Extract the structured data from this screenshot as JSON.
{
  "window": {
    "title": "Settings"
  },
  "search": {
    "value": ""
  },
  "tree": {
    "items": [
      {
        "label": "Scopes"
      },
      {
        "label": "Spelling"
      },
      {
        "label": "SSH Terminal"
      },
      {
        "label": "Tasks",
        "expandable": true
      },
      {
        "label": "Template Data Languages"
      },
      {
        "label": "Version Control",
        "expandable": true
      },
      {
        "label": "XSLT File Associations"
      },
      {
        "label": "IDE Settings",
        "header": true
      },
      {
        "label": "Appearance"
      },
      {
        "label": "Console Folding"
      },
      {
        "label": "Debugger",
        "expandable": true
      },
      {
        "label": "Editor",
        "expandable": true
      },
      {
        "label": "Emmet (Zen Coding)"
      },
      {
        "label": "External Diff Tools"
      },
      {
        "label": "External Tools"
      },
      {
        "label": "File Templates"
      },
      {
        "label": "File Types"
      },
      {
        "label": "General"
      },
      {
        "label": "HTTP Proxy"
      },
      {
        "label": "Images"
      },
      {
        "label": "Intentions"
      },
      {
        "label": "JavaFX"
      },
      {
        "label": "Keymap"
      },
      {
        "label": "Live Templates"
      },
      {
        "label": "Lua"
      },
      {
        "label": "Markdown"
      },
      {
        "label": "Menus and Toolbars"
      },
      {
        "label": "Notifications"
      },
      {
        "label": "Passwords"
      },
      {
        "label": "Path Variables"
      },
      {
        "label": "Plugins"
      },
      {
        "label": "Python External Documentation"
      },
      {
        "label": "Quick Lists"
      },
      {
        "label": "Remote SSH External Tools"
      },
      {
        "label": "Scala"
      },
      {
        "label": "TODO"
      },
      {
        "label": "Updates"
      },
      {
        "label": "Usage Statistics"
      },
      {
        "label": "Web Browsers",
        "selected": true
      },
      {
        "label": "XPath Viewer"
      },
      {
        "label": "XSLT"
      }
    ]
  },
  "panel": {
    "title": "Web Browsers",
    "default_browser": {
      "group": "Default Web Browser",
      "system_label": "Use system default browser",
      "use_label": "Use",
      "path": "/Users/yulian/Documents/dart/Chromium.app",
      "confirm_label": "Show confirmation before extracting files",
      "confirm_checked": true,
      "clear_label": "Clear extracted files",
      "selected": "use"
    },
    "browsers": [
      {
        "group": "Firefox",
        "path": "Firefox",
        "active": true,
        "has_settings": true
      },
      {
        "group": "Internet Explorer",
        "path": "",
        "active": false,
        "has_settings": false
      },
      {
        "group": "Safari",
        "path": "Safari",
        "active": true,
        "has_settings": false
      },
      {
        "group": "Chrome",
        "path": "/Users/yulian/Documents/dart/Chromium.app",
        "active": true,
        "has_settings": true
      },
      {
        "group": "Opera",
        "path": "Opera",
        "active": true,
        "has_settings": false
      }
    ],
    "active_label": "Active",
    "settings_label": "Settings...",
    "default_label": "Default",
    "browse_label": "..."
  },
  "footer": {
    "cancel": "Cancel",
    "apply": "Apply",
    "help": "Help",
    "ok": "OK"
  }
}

*PROMPT*: Working from the material above, retype it in its entirety without change.

*RESPONSE TO THE EXERCISE*:
Extract the structured data from this screenshot as JSON.
{
  "window": {
    "title": "Settings"
  },
  "search": {
    "value": ""
  },
  "tree": {
    "items": [
      {
        "label": "Scopes"
      },
      {
        "label": "Spelling"
      },
      {
        "label": "SSH Terminal"
      },
      {
        "label": "Tasks",
        "expandable": true
      },
      {
        "label": "Template Data Languages"
      },
      {
        "label": "Version Control",
        "expandable": true
      },
      {
        "label": "XSLT File Associations"
      },
      {
        "label": "IDE Settings",
        "header": true
      },
      {
        "label": "Appearance"
      },
      {
        "label": "Console Folding"
      },
      {
        "label": "Debugger",
        "expandable": true
      },
      {
        "label": "Editor",
        "expandable": true
      },
      {
        "label": "Emmet (Zen Coding)"
      },
      {
        "label": "External Diff Tools"
      },
      {
        "label": "External Tools"
      },
      {
        "label": "File Templates"
      },
      {
        "label": "File Types"
      },
      {
        "label": "General"
      },
      {
        "label": "HTTP Proxy"
      },
      {
        "label": "Images"
      },
      {
        "label": "Intentions"
      },
      {
        "label": "JavaFX"
      },
      {
        "label": "Keymap"
      },
      {
        "label": "Live Templates"
      },
      {
        "label": "Lua"
      },
      {
        "label": "Markdown"
      },
      {
        "label": "Menus and Toolbars"
      },
      {
        "label": "Notifications"
      },
      {
        "label": "Passwords"
      },
      {
        "label": "Path Variables"
      },
      {
        "label": "Plugins"
      },
      {
        "label": "Python External Documentation"
      },
      {
        "label": "Quick Lists"
      },
      {
        "label": "Remote SSH External Tools"
      },
      {
        "label": "Scala"
      },
      {
        "label": "TODO"
      },
      {
        "label": "Updates"
      },
      {
        "label": "Usage Statistics"
      },
      {
        "label": "Web Browsers",
        "selected": true
      },
      {
        "label": "XPath Viewer"
      },
      {
        "label": "XSLT"
      }
    ]
  },
  "panel": {
    "title": "Web Browsers",
    "default_browser": {
      "group": "Default Web Browser",
      "system_label": "Use system default browser",
      "use_label": "Use",
      "path": "/Users/yulian/Documents/dart/Chromium.app",
      "confirm_label": "Show confirmation before extracting files",
      "confirm_checked": true,
      "clear_label": "Clear extracted files",
      "selected": "use"
    },
    "browsers": [
      {
        "group": "Firefox",
        "path": "Firefox",
        "active": true,
        "has_settings": true
      },
      {
        "group": "Internet Explorer",
        "path": "",
        "active": false,
        "has_settings": false
      },
      {
        "group": "Safari",
        "path": "Safari",
        "active": true,
        "has_settings": false
      },
      {
        "group": "Chrome",
        "path": "/Users/yulian/Documents/dart/Chromium.app",
        "active": true,
        "has_settings": true
      },
      {
        "group": "Opera",
        "path": "Opera",
        "active": true,
        "has_settings": false
      }
    ],
    "active_label": "Active",
    "settings_label": "Settings...",
    "default_label": "Default",
    "browse_label": "..."
  },
  "footer": {
    "cancel": "Cancel",
    "apply": "Apply",
    "help": "Help",
    "ok": "OK"
  }
}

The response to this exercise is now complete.